:: Records for the task
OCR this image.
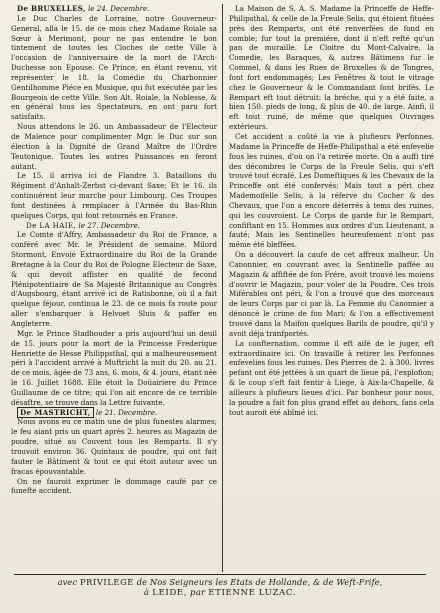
De BRUXELLES, le 24. Decembre.

Le Duc Charles de Lorraine, notre Gouverneur-General, alla le 15. de ce mois chez Madame Roiale sa Sœur à Merimont, pour ne pas entendre le bon tintement de toutes les Cloches de cette Ville à l'occasion de l'anniversaire de la mort de l'Arch-Duchesse son Epouse. Ce Prince, en étant revenu, vit représenter le 18. la Comédie du Charbonnier Gentilhomme Piéce en Musique, qui fut exécutée par les Bourgeois de cette Ville. Son Alt. Roiale, la Noblesse, & en général tous les Spectateurs, en ont paru fort satisfaits.

Nous attendons le 26. un Ambassadeur de l'Electeur de Maïence pour complimenter Mgr. le Duc sur son élection à la Dignité de Grand Maître de l'Ordre Teutonique. Toutes les autres Puissances en feront autant.

Le 15. il arriva ici de Flandre 3. Bataillons du Régiment d'Anhalt-Zerbst ci-devant Saxe; Et le 16. ils continuérent leur marche pour Limbourg. Ces Troupes font destinées à remplacer à l'Armée du Bas-Rhin quelques Corps, qui font retournés en France.

De LA HAIE, le 27. Decembre.

Le Comte d'Affry, Ambassadeur du Roi de France, a conféré avec Mr. le Président de semaine. Milord Stormont, Envoié Extraordinaire du Roi de la Grande Bretagne à la Cour du Roi de Pologne Electeur de Saxe, & qui devoit affister en qualité de fecond Plénipotentiaire de Sa Majesté Britannique au Congrès d'Augsbourg, étant arrivé ici de Ratisbonne, où il a fait quelque féjour, continua le 23. de ce mois fa route pour aller s'embarquer à Helvoet Sluis & paffer en Angleterre.

Mgr. le Prince Stadhouder a pris aujourd'hui un deuil de 15. jours pour la mort de la Princesse Frederique Henriette de Hesse Philippsthal, qui a malheureusement péri à l'accident arrivé à Muftricht la nuit du 20. au 21. de ce mois, âgée de 73 ans, 6. mois, & 4. jours, étant née le 16. Juillet 1688. Elle étoit la Doüairiere du Prince Guillaume de ce titre; qui l'on ait encore de ce terrible désaftre, se trouve dans la Lettre fuivante.

De MASTRICHT, le 21. Decembre.

Nous avons eu ce matin une de plus funestes alarmes; le feu aiant pris un quart après 2. heures au Magazin de poudre, situé au Couvent tous les Remparts. Il s'y trouvoit environ 36. Quintaux de poudre, qui ont fait fauter le Bâtiment & tout ce qui étoit autour avec un fracas épouvantable.

On ne fauroit exprimer le dommage caufé par ce funefte accident.

La Maison de S. A. S. Madame la Princeffe de Heffe-Philipsthal, & celle de la Freule Selis, qui étoient fituées près des Remparts, ont été renverfées de fond en comble; fur tout la premiére, dont il n'eft refté qu'un pan de muraille. Le Cloitre du Mont-Calvaire, la Comedie, les Baraques, & autres Bâtimens fur le Commel, & dans les Rues de Bruxelles & de Tongres, font fort endommagés; Les Fenêtres & tout le vitrage chez le Gouverneur & le Commandant font brifés. Le Rempart eft tout détruit: la bréche, qui y a été faite, a bien 150. pieds de long, & plus de 40. de large. Ainfi, il eft tout ruiné, de même que quelques Ouvrages extérieurs.

Cet accident a coûté la vie à plufieurs Perfonnes. Madame la Princeffe de Heffe-Philipsthal a été enfevelie fous les ruines, d'où on l'a retirée morte. On a auffi tiré des décombres le Corps de la Freule Selis, qui s'eft trouvé tout écrafé. Les Domeftiques & les Chevaux de la Princeffe ont été confervés; Mais tout a péri chez Mademoifelle Selis, à la réferve du Cocher & des Chevaux, que l'on a encore déterrés à tems des ruines, qui les couvroient. Le Corps de garde fur le Rempart, confiftant en 15. Hommes aux ordres d'un Lieutenant, a fauté; Mais les Sentinelles heureufement n'ont pas même été bleffées.

On a découvert la caufe de cet affreux malheur. Un Canonnier, en couvrant avec la Sentinelle paffée au Magazin & affiftée de fon Frére, avoit trouvé les moiens d'ouvrir le Magazin, pour voler de la Poudre. Ces trois Miférables ont péri, & l'on a trouvé que des morceaux de leurs Corps par ci par là. La Femme du Canonnier a dénoncé le crime de fon Mari; & l'on a effectivement trouvé dans la Maifon quelques Barils de poudre, qu'il y avoit déja tranfportés.

La confternation, comme il eft aifé de le juger, eft extraordinaire ici. On travaille à retirer les Perfonnes enfevelies fous les ruines. Des Pierres de 2. à 300. livres pefant ont été jettées à un quart de lieue pâ, l'explofion; & le coup s'eft fait fentir à Liege, à Aix-la-Chapelle, & ailleurs à plufieurs lieues d'ici. Par bonheur pour nous, la poudre a fait fon plus grand effet au dehors, fans cela tout auroit été abîmé ici.

avec PRIVILEGE de Nos Seigneurs les Etats de Hollande, & de Weft-Frife,
à LEIDE, par ETIENNE LUZAC.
::::
Description of the task: Where does the word "Decembre" appear? Return each line that holds it.

Answer for this exercise:
De BRUXELLES, le 24. Decembre.
De LA HAIE, le 27. Decembre.
De MASTRICHT, le 21. Decembre.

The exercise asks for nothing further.